REQUIRED TASK » Go through the data below. List every line that holds the word "fotografie".

── TASK MATERIAL ──

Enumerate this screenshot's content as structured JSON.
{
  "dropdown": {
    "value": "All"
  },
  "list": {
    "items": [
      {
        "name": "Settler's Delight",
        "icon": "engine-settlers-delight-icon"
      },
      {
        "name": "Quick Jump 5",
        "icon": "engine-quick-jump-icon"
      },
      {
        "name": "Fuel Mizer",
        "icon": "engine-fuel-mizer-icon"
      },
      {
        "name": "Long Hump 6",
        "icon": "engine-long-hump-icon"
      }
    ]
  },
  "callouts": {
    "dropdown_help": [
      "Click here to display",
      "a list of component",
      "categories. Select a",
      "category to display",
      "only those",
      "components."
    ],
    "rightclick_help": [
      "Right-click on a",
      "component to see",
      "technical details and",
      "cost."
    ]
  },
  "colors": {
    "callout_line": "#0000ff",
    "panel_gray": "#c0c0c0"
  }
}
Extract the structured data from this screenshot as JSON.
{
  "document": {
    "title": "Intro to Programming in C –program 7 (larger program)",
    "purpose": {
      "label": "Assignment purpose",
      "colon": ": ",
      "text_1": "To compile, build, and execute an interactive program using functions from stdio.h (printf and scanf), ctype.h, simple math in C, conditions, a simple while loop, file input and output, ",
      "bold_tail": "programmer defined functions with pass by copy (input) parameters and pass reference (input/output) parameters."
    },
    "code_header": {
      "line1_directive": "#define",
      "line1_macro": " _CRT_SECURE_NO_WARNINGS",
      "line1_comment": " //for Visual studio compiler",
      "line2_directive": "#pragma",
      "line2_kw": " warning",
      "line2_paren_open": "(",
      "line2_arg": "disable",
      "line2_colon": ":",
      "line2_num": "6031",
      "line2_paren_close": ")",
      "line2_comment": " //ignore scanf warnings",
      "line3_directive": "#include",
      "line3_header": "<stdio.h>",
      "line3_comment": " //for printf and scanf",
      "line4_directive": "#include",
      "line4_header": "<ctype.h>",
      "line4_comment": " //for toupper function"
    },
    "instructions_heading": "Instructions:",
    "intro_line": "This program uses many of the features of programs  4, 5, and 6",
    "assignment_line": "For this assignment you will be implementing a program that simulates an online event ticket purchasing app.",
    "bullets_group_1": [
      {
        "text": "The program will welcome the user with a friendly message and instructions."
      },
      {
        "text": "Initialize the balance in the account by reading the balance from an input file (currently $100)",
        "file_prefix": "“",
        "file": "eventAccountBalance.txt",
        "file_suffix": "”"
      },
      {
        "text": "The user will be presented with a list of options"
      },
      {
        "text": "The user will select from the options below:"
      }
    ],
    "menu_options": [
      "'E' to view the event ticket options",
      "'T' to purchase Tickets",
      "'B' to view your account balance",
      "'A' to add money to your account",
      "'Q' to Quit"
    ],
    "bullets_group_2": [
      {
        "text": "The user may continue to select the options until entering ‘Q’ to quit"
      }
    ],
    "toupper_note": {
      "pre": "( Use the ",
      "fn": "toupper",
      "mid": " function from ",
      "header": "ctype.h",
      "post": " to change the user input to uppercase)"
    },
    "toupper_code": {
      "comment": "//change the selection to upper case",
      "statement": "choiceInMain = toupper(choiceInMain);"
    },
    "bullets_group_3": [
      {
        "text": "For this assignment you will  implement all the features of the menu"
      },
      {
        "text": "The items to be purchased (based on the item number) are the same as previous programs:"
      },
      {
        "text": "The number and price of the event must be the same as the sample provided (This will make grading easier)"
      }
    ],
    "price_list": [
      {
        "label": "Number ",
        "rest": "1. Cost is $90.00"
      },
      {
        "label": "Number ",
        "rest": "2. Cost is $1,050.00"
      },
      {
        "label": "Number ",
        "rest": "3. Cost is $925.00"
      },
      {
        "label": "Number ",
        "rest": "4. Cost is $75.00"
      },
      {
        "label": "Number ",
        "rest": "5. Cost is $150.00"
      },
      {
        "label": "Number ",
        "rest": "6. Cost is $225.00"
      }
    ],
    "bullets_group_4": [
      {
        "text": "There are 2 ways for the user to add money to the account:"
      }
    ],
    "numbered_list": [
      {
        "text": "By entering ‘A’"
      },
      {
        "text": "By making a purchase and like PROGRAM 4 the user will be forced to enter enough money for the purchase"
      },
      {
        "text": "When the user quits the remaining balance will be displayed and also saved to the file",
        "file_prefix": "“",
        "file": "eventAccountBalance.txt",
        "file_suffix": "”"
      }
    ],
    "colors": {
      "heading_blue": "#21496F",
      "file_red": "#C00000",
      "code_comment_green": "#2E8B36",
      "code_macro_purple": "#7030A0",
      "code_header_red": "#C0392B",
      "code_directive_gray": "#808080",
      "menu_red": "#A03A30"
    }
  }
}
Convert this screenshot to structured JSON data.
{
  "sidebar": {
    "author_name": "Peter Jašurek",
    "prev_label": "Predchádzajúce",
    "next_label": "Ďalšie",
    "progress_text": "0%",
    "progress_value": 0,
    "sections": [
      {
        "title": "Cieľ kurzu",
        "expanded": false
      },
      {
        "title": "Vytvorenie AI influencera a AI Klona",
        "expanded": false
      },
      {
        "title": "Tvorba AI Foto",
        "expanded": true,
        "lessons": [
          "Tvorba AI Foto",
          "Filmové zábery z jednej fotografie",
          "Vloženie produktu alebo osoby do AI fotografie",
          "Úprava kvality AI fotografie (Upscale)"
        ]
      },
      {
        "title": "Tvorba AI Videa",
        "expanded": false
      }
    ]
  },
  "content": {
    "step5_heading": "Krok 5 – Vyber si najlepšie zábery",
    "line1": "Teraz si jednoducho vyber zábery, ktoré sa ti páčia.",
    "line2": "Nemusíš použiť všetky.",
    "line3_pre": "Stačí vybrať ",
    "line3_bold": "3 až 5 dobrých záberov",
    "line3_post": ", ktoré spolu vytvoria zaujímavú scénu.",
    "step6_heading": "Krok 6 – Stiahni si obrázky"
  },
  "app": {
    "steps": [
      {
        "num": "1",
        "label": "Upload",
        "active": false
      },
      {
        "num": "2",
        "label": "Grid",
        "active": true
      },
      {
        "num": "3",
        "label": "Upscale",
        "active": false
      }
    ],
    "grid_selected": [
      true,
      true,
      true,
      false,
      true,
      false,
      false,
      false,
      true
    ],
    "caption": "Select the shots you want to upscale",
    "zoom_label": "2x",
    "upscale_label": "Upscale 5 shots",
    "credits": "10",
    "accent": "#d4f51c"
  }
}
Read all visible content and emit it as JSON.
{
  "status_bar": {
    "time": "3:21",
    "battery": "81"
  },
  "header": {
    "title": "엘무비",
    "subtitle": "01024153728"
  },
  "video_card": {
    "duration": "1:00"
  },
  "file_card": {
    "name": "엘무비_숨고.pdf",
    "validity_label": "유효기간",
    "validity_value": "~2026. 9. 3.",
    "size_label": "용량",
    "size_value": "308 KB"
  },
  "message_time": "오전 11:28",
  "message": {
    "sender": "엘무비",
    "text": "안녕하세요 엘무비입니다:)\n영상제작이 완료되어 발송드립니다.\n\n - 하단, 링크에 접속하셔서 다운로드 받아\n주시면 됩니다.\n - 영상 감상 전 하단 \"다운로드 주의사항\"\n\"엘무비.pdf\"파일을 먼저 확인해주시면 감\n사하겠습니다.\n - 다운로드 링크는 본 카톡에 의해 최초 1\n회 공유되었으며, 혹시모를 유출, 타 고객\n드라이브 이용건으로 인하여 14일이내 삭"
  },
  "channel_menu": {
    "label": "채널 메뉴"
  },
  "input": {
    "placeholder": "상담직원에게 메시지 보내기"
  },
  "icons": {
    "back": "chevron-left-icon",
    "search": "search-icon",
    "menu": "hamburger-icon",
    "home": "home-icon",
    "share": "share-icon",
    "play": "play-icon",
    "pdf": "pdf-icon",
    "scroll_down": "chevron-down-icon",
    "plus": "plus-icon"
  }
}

───

THE RESPONSE »
          "Filmové zábery z jednej fotografie",
          "Vloženie produktu alebo osoby do AI fotografie",
          "Úprava kvality AI fotografie (Upscale)"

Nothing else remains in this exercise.